◆ REQUIREMENTS:
Gather, from the data below, each line in which the word "Your" occurs.

[Stored entries]
§ §

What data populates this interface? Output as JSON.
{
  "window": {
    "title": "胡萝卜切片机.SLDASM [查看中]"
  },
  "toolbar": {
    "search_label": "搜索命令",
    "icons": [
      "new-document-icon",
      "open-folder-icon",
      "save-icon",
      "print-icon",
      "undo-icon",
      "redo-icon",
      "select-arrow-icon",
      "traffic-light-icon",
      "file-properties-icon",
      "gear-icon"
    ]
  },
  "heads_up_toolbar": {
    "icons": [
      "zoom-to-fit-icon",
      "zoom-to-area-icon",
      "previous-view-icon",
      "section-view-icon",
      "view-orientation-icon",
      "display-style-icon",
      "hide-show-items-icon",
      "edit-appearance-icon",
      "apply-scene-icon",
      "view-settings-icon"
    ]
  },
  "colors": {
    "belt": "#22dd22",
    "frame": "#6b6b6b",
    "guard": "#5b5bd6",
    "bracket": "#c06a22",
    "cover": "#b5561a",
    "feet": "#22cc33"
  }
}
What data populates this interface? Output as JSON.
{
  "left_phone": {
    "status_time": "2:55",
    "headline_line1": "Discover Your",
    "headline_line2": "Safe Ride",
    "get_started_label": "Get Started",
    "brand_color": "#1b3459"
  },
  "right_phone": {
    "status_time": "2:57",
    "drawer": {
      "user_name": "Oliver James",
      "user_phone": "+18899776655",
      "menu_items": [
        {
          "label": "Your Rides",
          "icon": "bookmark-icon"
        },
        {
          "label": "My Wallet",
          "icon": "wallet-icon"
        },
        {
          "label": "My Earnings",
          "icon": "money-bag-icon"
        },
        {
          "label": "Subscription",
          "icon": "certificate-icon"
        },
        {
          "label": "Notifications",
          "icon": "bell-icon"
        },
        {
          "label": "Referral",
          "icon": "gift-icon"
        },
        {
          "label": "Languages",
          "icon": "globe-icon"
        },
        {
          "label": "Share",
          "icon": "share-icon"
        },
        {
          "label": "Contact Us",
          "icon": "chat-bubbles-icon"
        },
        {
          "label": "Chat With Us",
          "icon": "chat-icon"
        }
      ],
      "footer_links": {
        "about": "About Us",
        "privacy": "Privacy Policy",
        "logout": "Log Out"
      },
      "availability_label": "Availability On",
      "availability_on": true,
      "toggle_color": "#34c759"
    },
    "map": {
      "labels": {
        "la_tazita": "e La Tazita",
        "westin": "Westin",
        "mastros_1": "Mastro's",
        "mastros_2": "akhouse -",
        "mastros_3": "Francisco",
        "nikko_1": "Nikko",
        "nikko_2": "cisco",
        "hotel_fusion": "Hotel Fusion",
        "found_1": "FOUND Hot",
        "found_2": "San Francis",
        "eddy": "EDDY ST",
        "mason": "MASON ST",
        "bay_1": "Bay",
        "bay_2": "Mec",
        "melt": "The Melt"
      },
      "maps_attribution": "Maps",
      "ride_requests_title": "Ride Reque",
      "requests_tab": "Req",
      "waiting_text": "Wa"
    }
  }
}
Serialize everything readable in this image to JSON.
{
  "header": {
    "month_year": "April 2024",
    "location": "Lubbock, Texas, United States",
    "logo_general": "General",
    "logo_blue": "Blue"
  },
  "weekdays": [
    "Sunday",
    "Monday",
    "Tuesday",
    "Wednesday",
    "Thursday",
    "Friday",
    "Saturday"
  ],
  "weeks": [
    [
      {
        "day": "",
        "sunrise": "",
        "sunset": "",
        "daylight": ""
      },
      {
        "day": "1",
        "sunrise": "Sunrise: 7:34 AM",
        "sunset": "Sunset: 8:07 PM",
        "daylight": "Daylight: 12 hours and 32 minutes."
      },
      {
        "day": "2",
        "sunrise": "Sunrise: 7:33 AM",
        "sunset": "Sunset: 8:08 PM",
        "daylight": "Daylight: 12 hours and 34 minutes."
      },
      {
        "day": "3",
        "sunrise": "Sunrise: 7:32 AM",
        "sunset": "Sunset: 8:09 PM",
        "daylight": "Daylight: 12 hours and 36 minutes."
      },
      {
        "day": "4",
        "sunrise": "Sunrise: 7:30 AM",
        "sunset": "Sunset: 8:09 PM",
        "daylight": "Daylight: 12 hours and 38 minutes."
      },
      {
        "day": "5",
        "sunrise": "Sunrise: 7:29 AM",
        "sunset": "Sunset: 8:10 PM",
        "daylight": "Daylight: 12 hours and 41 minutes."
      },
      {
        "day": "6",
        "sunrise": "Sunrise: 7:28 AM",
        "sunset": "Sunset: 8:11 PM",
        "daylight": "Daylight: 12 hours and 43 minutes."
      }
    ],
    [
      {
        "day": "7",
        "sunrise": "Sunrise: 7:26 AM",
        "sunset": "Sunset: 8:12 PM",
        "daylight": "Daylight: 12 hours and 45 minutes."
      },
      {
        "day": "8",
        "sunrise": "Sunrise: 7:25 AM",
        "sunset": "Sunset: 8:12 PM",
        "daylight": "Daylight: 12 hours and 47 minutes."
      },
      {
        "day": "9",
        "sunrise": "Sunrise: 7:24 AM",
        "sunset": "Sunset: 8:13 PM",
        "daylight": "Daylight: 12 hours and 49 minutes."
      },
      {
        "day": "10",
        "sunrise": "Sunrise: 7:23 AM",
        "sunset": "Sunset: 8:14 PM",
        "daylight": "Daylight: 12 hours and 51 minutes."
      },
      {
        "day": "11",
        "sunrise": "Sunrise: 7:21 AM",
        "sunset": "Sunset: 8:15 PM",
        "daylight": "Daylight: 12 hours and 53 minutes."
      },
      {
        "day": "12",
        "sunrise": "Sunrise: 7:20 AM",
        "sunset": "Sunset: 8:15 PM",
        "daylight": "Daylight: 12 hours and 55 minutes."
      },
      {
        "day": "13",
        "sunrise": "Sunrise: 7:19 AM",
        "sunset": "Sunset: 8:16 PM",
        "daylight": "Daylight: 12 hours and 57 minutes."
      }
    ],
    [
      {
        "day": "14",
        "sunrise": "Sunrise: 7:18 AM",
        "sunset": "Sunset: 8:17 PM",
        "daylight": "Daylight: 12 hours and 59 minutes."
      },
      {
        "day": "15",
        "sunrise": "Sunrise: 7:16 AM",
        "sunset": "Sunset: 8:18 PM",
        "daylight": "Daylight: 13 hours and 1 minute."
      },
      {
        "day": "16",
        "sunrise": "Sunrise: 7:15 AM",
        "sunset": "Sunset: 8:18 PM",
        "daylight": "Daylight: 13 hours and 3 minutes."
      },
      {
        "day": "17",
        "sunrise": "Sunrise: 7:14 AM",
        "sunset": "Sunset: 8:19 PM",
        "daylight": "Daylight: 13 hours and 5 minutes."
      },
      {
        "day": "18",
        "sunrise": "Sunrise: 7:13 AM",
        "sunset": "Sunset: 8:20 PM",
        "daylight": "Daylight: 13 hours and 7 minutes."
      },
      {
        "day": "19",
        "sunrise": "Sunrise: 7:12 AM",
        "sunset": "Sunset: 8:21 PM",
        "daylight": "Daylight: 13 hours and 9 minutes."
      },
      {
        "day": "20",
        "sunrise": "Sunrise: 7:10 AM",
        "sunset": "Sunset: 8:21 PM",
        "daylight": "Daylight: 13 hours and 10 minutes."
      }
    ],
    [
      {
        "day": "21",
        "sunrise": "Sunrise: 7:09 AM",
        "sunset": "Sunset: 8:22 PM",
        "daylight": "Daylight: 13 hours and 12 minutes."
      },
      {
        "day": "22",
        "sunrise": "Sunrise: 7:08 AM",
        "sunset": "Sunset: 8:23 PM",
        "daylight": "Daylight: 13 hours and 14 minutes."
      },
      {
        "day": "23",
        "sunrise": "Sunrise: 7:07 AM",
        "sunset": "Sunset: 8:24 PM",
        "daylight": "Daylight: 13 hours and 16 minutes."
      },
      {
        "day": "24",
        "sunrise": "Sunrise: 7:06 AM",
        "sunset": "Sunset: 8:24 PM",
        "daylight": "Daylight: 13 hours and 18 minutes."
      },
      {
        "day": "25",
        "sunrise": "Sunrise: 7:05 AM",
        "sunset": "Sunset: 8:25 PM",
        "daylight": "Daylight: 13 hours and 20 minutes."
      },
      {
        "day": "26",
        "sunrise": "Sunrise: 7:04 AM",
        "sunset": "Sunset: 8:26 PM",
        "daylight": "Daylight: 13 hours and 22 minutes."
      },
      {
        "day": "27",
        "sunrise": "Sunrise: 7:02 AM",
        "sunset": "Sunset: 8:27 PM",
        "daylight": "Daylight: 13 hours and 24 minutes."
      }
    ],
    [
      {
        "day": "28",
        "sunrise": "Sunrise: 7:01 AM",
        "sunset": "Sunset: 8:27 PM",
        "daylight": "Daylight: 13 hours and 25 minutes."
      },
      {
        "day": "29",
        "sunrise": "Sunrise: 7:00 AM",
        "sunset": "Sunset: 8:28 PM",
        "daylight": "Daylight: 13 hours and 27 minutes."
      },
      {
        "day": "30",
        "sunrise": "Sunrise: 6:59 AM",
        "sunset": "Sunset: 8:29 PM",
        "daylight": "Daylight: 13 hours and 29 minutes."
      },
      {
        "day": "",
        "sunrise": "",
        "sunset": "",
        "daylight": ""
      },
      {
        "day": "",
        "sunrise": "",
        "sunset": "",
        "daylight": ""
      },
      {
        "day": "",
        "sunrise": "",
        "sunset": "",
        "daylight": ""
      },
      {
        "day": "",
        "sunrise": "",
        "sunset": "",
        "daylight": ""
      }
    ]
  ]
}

§ §

◆ SOLUTION:
    "headline_line1": "Discover Your",
          "label": "Your Rides",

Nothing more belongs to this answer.